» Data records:
## START
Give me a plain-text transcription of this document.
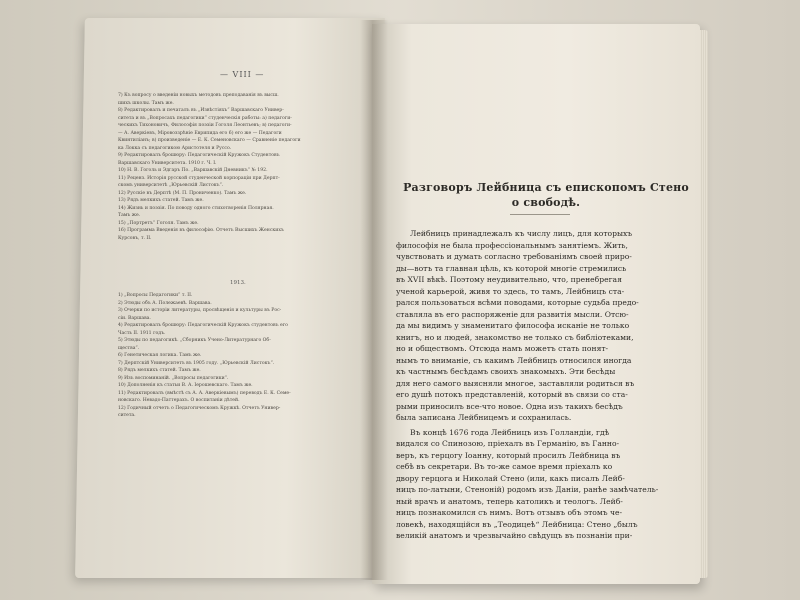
— VIII —
7) Къ вопросу о введеніи новыхъ методовъ преподаванія въ высш.
шихъ школы. Тамъ же.
8) Редактировалъ и печаталъ въ „Извѣстіяхъ“ Варшавскаго Универ-
ситета и въ „Вопросахъ педагогики“ студенческія работы: а) педагоги-
ческихъ Тихоновичъ, Философія поэзіи Гоголя Леонтьевъ; в) педагоги-
— А. Аверкіевъ, Міровоззрѣніе Еврипида его 6) его же — Педагоги
Квинтиліанъ; в) произведеніе — Е. К. Семеновскаго — Сравненіе педагоги
ка Локка съ педагогикою Аристотеля и Руссо.
9) Редактировалъ брошюру: Педагогическій Кружокъ Студентовъ
Варшавскаго Университета. 1910 г. Ч. I.
10) Н. В. Гоголь и Эдгаръ По. „Варшавскій Дневникъ“ № 192.
11) Реценз. Исторія русской студенческой корпораціи при Дерпт-
скомъ университетѣ „Юрьевскій Листокъ“.
12) Русскіе въ Дерптѣ (М. П. Прониченко). Тамъ же.
13) Рядъ мелкихъ статей. Тамъ же.
14) Жизнь и поэзія. По поводу одного стихотворенія Полярная.
Тамъ же.
15) „Портретъ“ Гоголя. Тамъ же.
16) Программа Введенія въ философію. Отчетъ Высшихъ Женскихъ
Курсовъ, т. II.
1913.
1) „Вопросы Педагогики“ т. II.
2) Этюды объ А. Полежаевѣ. Варшава.
3) Очерки по исторіи литературы, просвѣщенія и культуры въ Рос-
сіи. Варшава.
4) Редактировалъ брошюру: Педагогическій Кружокъ студентовъ его
Часть II. 1911 годъ.
5) Этюды по педагогикѣ. „Сборникъ Учено-Литературнаго Об-
щества“.
6) Генетическая логика. Тамъ же.
7) Дерптскій Университетъ въ 1905 году. „Юрьевскій Листокъ“.
8) Рядъ мелкихъ статей. Тамъ же.
9) Изъ воспоминаній. „Вопросы педагогики“.
10) Дополненія къ статьи В. А. Іерошевскаго. Тамъ же.
11) Редактировалъ (вмѣстѣ съ А. А. Аверкіевымъ) переводъ Е. К. Семе-
новскаго. Невадо-Паттерахъ. О воспитаніи дѣтей.
12) Годичный отчетъ о Педагогическомъ Кружкѣ. Отчетъ Универ-
ситета.
Разговоръ Лейбница съ епископомъ Стено
о свободѣ.
Лейбницъ принадлежалъ къ числу лицъ, для которыхъ
философія не была профессіональнымъ занятіемъ. Жить,
чувствовать и думать согласно требованіямъ своей приро-
ды—вотъ та главная цѣль, къ которой многіе стремились
въ XVII вѣкѣ. Поэтому неудивительно, что, пренебрегая
ученой карьерой, живя то здесь, то тамъ, Лейбницъ ста-
рался пользоваться всѣми поводами, которые судьба предо-
ставляла въ его распоряженіе для развитія мысли. Отсю-
да мы видимъ у знаменитаго философа исканіе не только
книгъ, но и людей, знакомство не только съ библіотеками,
но и обществомъ. Отсюда намъ можетъ стать понят-
нымъ то вниманіе, съ какимъ Лейбницъ относился иногда
къ частнымъ бесѣдамъ своихъ знакомыхъ. Эти бесѣды
для него самого выясняли многое, заставляли родиться въ
его душѣ потокъ представленій, который въ связи со ста-
рыми приносилъ все-что новое. Одна изъ такихъ бесѣдъ
была записана Лейбницемъ и сохранилась.
Въ концѣ 1676 года Лейбницъ изъ Голландіи, гдѣ
видался со Спинозою, пріехалъ въ Германію, въ Ганно-
веръ, къ герцогу Іоанну, который просилъ Лейбница въ
себѣ въ секретари. Въ то-же самое время пріехалъ ко
двору герцога и Николай Стено (или, какъ писалъ Лейб-
ницъ по-латыни, Стенонiй) родомъ изъ Даніи, ранѣе замѣчатель-
ный врачъ и анатомъ, теперь католикъ и теологъ. Лейб-
ницъ познакомился съ нимъ. Вотъ отзывъ объ этомъ че-
ловекѣ, находящійся въ „Теодицеѣ“ Лейбница: Стено „былъ
великій анатомъ и чрезвычайно свѣдущъ въ познаніи при-
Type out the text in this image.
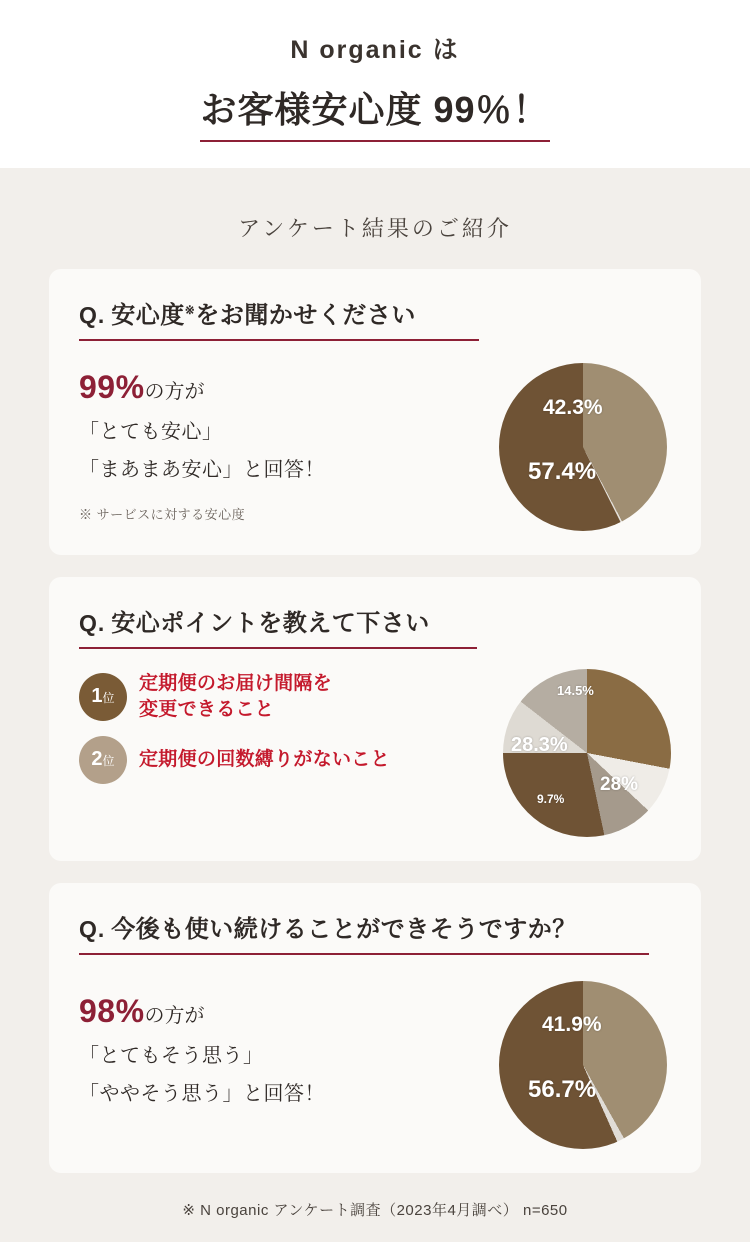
N organic は
お客様安心度 99％！
アンケート結果のご紹介
Q. 安心度※をお聞かせください
99%の方が
「とても安心」
「まあまあ安心」と回答！
※ サービスに対する安心度
42.3%
57.4%
Q. 安心ポイントを教えて下さい
1 位
定期便のお届け間隔を
変更できること
2 位 定期便の回数縛りがないこと
14.5%
28.3%
9.7%
28%
Q. 今後も使い続けることができそうですか？
98%の方が
「とてもそう思う」
「ややそう思う」と回答！
41.9%
56.7%
※ N organic アンケート調査（2023年4月調べ） n=650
## END
» Exercise aim:
Retype everything in the material word for word, minus pictures.

» Exercise solution:
Give me a plain-text transcription of this document.
— VIII —
7) Къ вопросу о введеніи новыхъ методовъ преподаванія въ высш.
шихъ школы. Тамъ же.
8) Редактировалъ и печаталъ въ „Извѣстіяхъ“ Варшавскаго Универ-
ситета и въ „Вопросахъ педагогики“ студенческія работы: а) педагоги-
ческихъ Тихоновичъ, Философія поэзіи Гоголя Леонтьевъ; в) педагоги-
— А. Аверкіевъ, Міровоззрѣніе Еврипида его 6) его же — Педагоги
Квинтиліанъ; в) произведеніе — Е. К. Семеновскаго — Сравненіе педагоги
ка Локка съ педагогикою Аристотеля и Руссо.
9) Редактировалъ брошюру: Педагогическій Кружокъ Студентовъ
Варшавскаго Университета. 1910 г. Ч. I.
10) Н. В. Гоголь и Эдгаръ По. „Варшавскій Дневникъ“ № 192.
11) Реценз. Исторія русской студенческой корпораціи при Дерпт-
скомъ университетѣ „Юрьевскій Листокъ“.
12) Русскіе въ Дерптѣ (М. П. Прониченко). Тамъ же.
13) Рядъ мелкихъ статей. Тамъ же.
14) Жизнь и поэзія. По поводу одного стихотворенія Полярная.
Тамъ же.
15) „Портретъ“ Гоголя. Тамъ же.
16) Программа Введенія въ философію. Отчетъ Высшихъ Женскихъ
Курсовъ, т. II.
1913.
1) „Вопросы Педагогики“ т. II.
2) Этюды объ А. Полежаевѣ. Варшава.
3) Очерки по исторіи литературы, просвѣщенія и культуры въ Рос-
сіи. Варшава.
4) Редактировалъ брошюру: Педагогическій Кружокъ студентовъ его
Часть II. 1911 годъ.
5) Этюды по педагогикѣ. „Сборникъ Учено-Литературнаго Об-
щества“.
6) Генетическая логика. Тамъ же.
7) Дерптскій Университетъ въ 1905 году. „Юрьевскій Листокъ“.
8) Рядъ мелкихъ статей. Тамъ же.
9) Изъ воспоминаній. „Вопросы педагогики“.
10) Дополненія къ статьи В. А. Іерошевскаго. Тамъ же.
11) Редактировалъ (вмѣстѣ съ А. А. Аверкіевымъ) переводъ Е. К. Семе-
новскаго. Невадо-Паттерахъ. О воспитаніи дѣтей.
12) Годичный отчетъ о Педагогическомъ Кружкѣ. Отчетъ Универ-
ситета.
Разговоръ Лейбница съ епископомъ Стено
о свободѣ.
Лейбницъ принадлежалъ къ числу лицъ, для которыхъ
философія не была профессіональнымъ занятіемъ. Жить,
чувствовать и думать согласно требованіямъ своей приро-
ды—вотъ та главная цѣль, къ которой многіе стремились
въ XVII вѣкѣ. Поэтому неудивительно, что, пренебрегая
ученой карьерой, живя то здесь, то тамъ, Лейбницъ ста-
рался пользоваться всѣми поводами, которые судьба предо-
ставляла въ его распоряженіе для развитія мысли. Отсю-
да мы видимъ у знаменитаго философа исканіе не только
книгъ, но и людей, знакомство не только съ библіотеками,
но и обществомъ. Отсюда намъ можетъ стать понят-
нымъ то вниманіе, съ какимъ Лейбницъ относился иногда
къ частнымъ бесѣдамъ своихъ знакомыхъ. Эти бесѣды
для него самого выясняли многое, заставляли родиться въ
его душѣ потокъ представленій, который въ связи со ста-
рыми приносилъ все-что новое. Одна изъ такихъ бесѣдъ
была записана Лейбницемъ и сохранилась.
Въ концѣ 1676 года Лейбницъ изъ Голландіи, гдѣ
видался со Спинозою, пріехалъ въ Германію, въ Ганно-
веръ, къ герцогу Іоанну, который просилъ Лейбница въ
себѣ въ секретари. Въ то-же самое время пріехалъ ко
двору герцога и Николай Стено (или, какъ писалъ Лейб-
ницъ по-латыни, Стенонiй) родомъ изъ Даніи, ранѣе замѣчатель-
ный врачъ и анатомъ, теперь католикъ и теологъ. Лейб-
ницъ познакомился съ нимъ. Вотъ отзывъ объ этомъ че-
ловекѣ, находящійся въ „Теодицеѣ“ Лейбница: Стено „былъ
великій анатомъ и чрезвычайно свѣдущъ въ познаніи при-
Type out the text in this image.
N organic は
お客様安心度 99％！
アンケート結果のご紹介
Q. 安心度※をお聞かせください
99%の方が
「とても安心」
「まあまあ安心」と回答！
※ サービスに対する安心度
42.3%
57.4%
Q. 安心ポイントを教えて下さい
1 位
定期便のお届け間隔を
変更できること
2 位 定期便の回数縛りがないこと
14.5%
28.3%
9.7%
28%
Q. 今後も使い続けることができそうですか？
98%の方が
「とてもそう思う」
「ややそう思う」と回答！
41.9%
56.7%
※ N organic アンケート調査（2023年4月調べ） n=650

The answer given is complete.